**Set problem**
Repeat every record below exactly, omitting any pictures.

⁂

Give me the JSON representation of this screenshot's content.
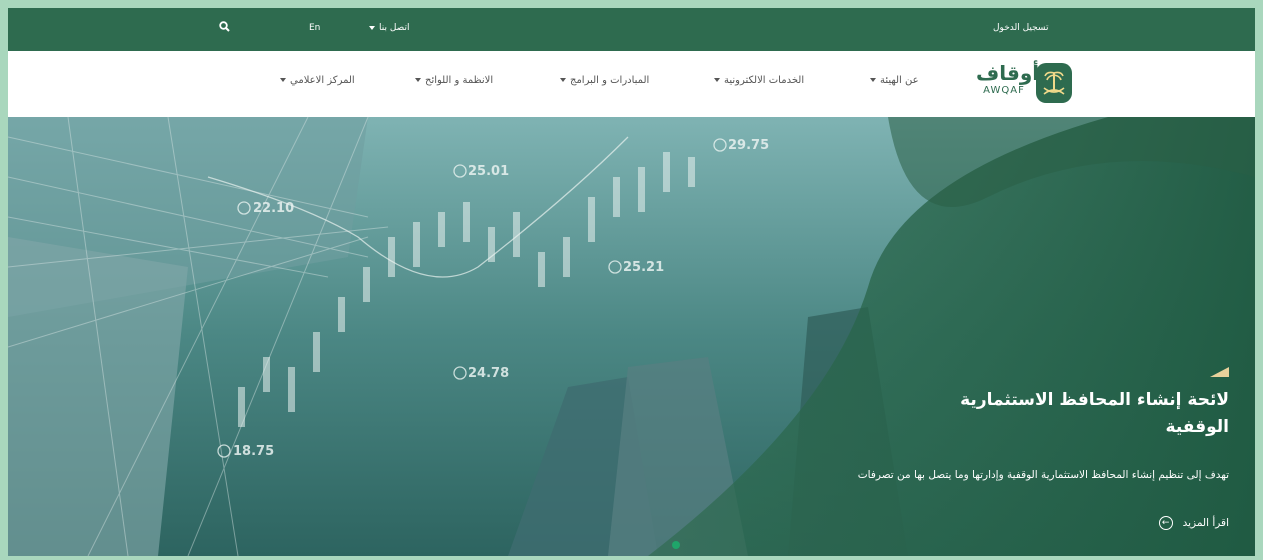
{
  "topbar": {
    "login": "تسجيل الدخول",
    "contact": "اتصل بنا",
    "language": "En",
    "search_icon": "search-icon"
  },
  "logo": {
    "name_ar": "أوقاف",
    "name_en": "AWQAF",
    "emblem_icon": "palm-swords-emblem-icon"
  },
  "nav": {
    "items": [
      {
        "label": "عن الهيئة"
      },
      {
        "label": "الخدمات الالكترونية"
      },
      {
        "label": "المبادرات و البرامج"
      },
      {
        "label": "الانظمة و اللوائح"
      },
      {
        "label": "المركز الاعلامي"
      }
    ]
  },
  "hero": {
    "title": "لائحة إنشاء المحافظ الاستثمارية الوقفية",
    "description": "تهدف إلى تنظيم إنشاء المحافظ الاستثمارية الوقفية وإدارتها وما يتصل بها من تصرفات",
    "read_more": "اقرأ المزيد",
    "chart_labels": [
      "22.10",
      "25.01",
      "29.75",
      "25.21",
      "24.78",
      "18.75"
    ],
    "colors": {
      "primary": "#2e6b4f",
      "accent": "#e8d19b",
      "dot": "#1fa56a"
    }
  }
}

⁂

**Solution for this exercise**
Give me the JSON representation of this screenshot's content.
{
  "topbar": {
    "login": "تسجيل الدخول",
    "contact": "اتصل بنا",
    "language": "En",
    "search_icon": "search-icon"
  },
  "logo": {
    "name_ar": "أوقاف",
    "name_en": "AWQAF",
    "emblem_icon": "palm-swords-emblem-icon"
  },
  "nav": {
    "items": [
      {
        "label": "عن الهيئة"
      },
      {
        "label": "الخدمات الالكترونية"
      },
      {
        "label": "المبادرات و البرامج"
      },
      {
        "label": "الانظمة و اللوائح"
      },
      {
        "label": "المركز الاعلامي"
      }
    ]
  },
  "hero": {
    "title": "لائحة إنشاء المحافظ الاستثمارية الوقفية",
    "description": "تهدف إلى تنظيم إنشاء المحافظ الاستثمارية الوقفية وإدارتها وما يتصل بها من تصرفات",
    "read_more": "اقرأ المزيد",
    "chart_labels": [
      "22.10",
      "25.01",
      "29.75",
      "25.21",
      "24.78",
      "18.75"
    ],
    "colors": {
      "primary": "#2e6b4f",
      "accent": "#e8d19b",
      "dot": "#1fa56a"
    }
  }
}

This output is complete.